Show all lines of the listing that hold the word "this".

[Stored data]
========
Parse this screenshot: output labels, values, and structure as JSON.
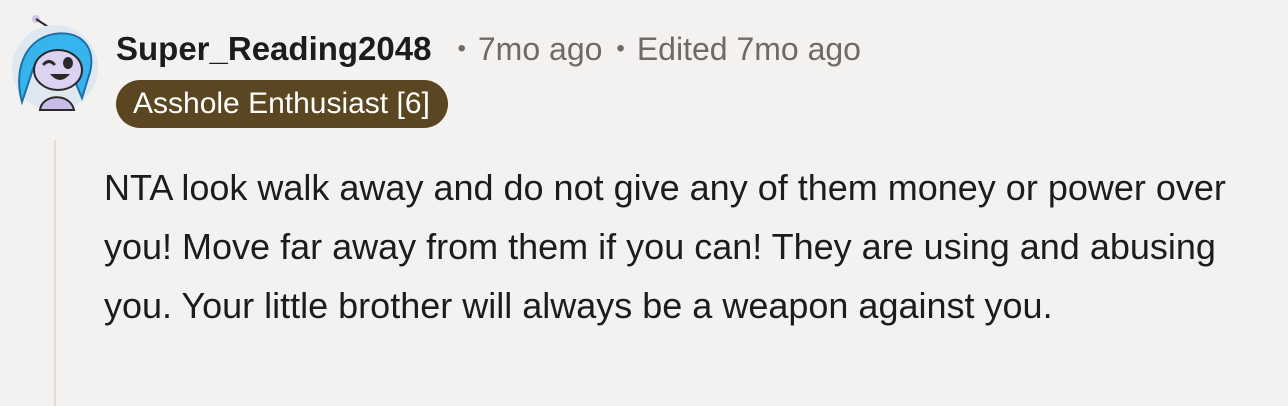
{
  "comment": {
    "author": "Super_Reading2048",
    "timestamp": "7mo ago",
    "edited": "Edited 7mo ago",
    "separator": "•",
    "flair": "Asshole Enthusiast [6]",
    "flair_color": "#5a4620",
    "body": "NTA look walk away and do not give any of them money or power over you! Move far away from them if you can! They are using and abusing you. Your little brother will always be a weapon against you."
  },
  "avatar": {
    "icon": "snoo-avatar-icon",
    "hair_color": "#37b4ee"
  }
}
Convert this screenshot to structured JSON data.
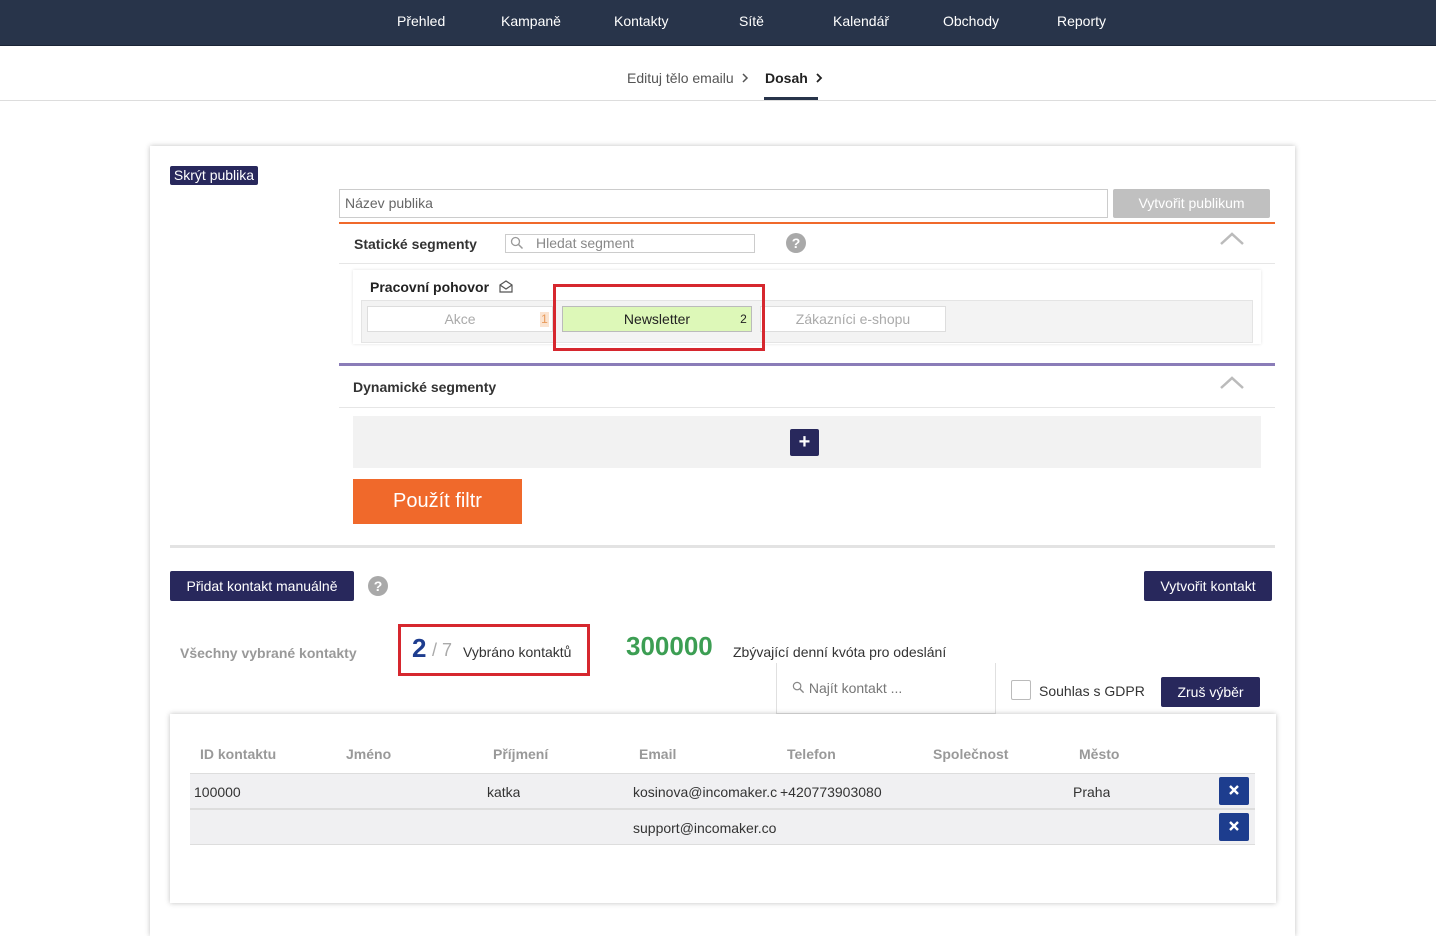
{
  "nav": {
    "items": [
      "Přehled",
      "Kampaně",
      "Kontakty",
      "Sítě",
      "Kalendář",
      "Obchody",
      "Reporty"
    ]
  },
  "breadcrumb": {
    "step1": "Edituj tělo emailu",
    "step2": "Dosah"
  },
  "audience": {
    "hide_button": "Skrýt publika",
    "name_placeholder": "Název publika",
    "create_button": "Vytvořit publikum"
  },
  "static_segments": {
    "title": "Statické segmenty",
    "search_placeholder": "Hledat segment",
    "group_name": "Pracovní pohovor",
    "segments": [
      {
        "label": "Akce",
        "count": "1"
      },
      {
        "label": "Newsletter",
        "count": "2"
      },
      {
        "label": "Zákazníci e-shopu",
        "count": ""
      }
    ]
  },
  "dynamic_segments": {
    "title": "Dynamické segmenty",
    "add_symbol": "+"
  },
  "filter_button": "Použít filtr",
  "contacts": {
    "add_manual": "Přidat kontakt manuálně",
    "create_contact": "Vytvořit kontakt",
    "all_selected_label": "Všechny vybrané kontakty",
    "selected_count": "2",
    "total_count": "/ 7",
    "selected_label": "Vybráno kontaktů",
    "quota_value": "300000",
    "quota_label": "Zbývající denní kvóta pro odeslání",
    "find_placeholder": "Najít kontakt ...",
    "gdpr_label": "Souhlas s GDPR",
    "reset_button": "Zruš výběr"
  },
  "table": {
    "headers": [
      "ID kontaktu",
      "Jméno",
      "Příjmení",
      "Email",
      "Telefon",
      "Společnost",
      "Město"
    ],
    "rows": [
      {
        "id": "100000",
        "first": "",
        "last": "katka",
        "email": "kosinova@incomaker.c",
        "phone": "+420773903080",
        "company": "",
        "city": "Praha"
      },
      {
        "id": "",
        "first": "",
        "last": "",
        "email": "support@incomaker.co",
        "phone": "",
        "company": "",
        "city": ""
      }
    ]
  },
  "colors": {
    "nav_bg": "#28344a",
    "primary_dark": "#28285c",
    "orange": "#f0692b",
    "green": "#3c9e53",
    "highlight_red": "#d6272e"
  }
}
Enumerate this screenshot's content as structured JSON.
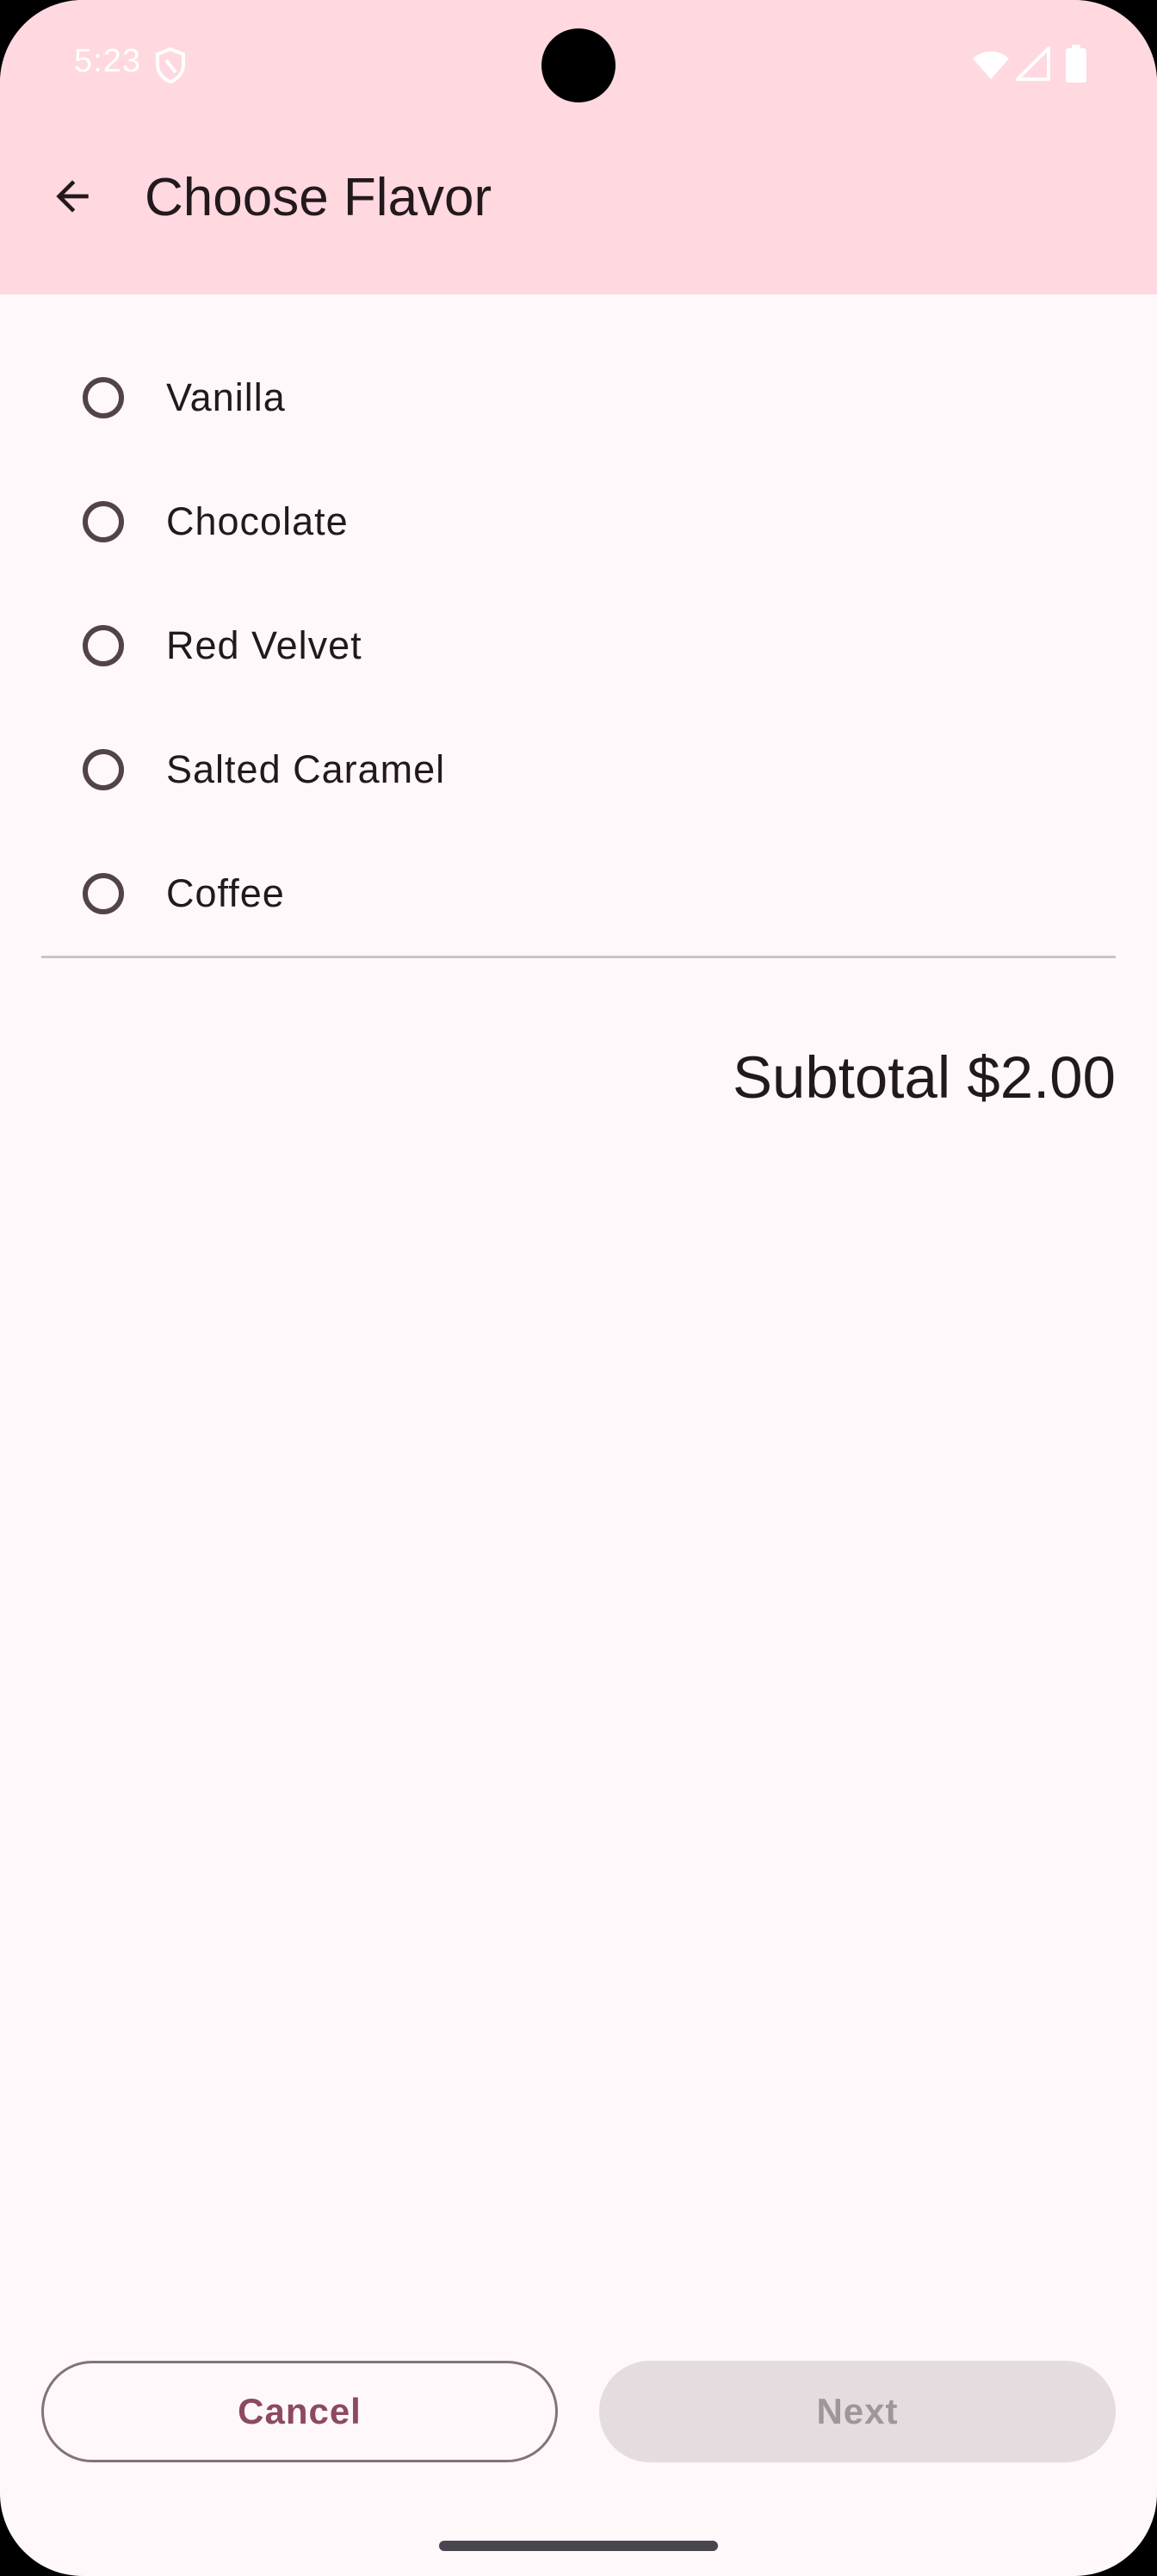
{
  "status_bar": {
    "time": "5:23"
  },
  "app_bar": {
    "title": "Choose Flavor",
    "back_icon": "arrow-back-icon"
  },
  "flavors": [
    {
      "label": "Vanilla",
      "selected": false
    },
    {
      "label": "Chocolate",
      "selected": false
    },
    {
      "label": "Red Velvet",
      "selected": false
    },
    {
      "label": "Salted Caramel",
      "selected": false
    },
    {
      "label": "Coffee",
      "selected": false
    }
  ],
  "subtotal": {
    "text": "Subtotal $2.00"
  },
  "buttons": {
    "cancel_label": "Cancel",
    "next_label": "Next",
    "next_enabled": false
  },
  "colors": {
    "top_bar": "#FFD8E0",
    "background": "#FFF8FB",
    "primary": "#8C4A60",
    "on_surface": "#22191C",
    "disabled_container": "#E4DCDF"
  }
}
========
REPLY TO THE EXERCISE »
Parse this screenshot: output labels, values, and structure as JSON.
Convert this screenshot to structured JSON data.
Enumerate this screenshot's content as structured JSON.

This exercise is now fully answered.